═════ Extracted data

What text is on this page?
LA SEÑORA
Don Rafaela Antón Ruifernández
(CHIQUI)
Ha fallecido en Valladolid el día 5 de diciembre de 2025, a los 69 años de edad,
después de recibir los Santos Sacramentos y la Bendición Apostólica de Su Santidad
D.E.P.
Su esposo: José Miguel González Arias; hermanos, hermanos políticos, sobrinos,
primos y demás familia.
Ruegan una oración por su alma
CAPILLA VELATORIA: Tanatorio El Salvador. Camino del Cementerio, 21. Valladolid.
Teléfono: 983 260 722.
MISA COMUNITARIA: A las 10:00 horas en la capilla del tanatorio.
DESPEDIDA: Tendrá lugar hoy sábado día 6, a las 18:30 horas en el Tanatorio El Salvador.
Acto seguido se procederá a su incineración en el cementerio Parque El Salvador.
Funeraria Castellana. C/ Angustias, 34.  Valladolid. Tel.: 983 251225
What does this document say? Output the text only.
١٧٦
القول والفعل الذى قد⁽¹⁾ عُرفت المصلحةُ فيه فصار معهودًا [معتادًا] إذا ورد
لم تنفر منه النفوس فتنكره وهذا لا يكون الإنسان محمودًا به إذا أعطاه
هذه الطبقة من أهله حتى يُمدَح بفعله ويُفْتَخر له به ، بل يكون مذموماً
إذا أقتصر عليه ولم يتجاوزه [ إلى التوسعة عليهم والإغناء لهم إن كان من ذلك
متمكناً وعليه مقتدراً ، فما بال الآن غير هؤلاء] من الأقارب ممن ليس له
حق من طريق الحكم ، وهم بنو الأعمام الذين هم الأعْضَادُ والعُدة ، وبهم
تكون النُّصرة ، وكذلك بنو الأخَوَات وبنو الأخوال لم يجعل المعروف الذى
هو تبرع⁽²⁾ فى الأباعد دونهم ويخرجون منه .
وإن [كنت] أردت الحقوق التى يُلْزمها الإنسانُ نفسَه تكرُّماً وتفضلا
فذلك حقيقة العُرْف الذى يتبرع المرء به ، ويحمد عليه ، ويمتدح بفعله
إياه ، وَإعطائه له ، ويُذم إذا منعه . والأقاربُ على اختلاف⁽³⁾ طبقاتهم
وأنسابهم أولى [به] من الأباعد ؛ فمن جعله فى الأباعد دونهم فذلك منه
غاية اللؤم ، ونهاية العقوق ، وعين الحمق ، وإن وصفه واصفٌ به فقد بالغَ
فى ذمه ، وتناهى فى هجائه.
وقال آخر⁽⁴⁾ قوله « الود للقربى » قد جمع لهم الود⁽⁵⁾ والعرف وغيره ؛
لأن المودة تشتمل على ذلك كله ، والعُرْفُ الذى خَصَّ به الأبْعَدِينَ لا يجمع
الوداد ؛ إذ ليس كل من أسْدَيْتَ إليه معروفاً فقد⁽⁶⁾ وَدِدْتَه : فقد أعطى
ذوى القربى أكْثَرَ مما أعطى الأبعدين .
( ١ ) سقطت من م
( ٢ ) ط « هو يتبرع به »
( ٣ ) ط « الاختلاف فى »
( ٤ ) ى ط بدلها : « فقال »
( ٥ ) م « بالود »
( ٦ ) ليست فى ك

══════════

- _Direction_
Gather all lines from the records above in which "Salvador" appears.

- _Result for this exercise_
CAPILLA VELATORIA: Tanatorio El Salvador. Camino del Cementerio, 21. Valladolid.
DESPEDIDA: Tendrá lugar hoy sábado día 6, a las 18:30 horas en el Tanatorio El Salvador.
Acto seguido se procederá a su incineración en el cementerio Parque El Salvador.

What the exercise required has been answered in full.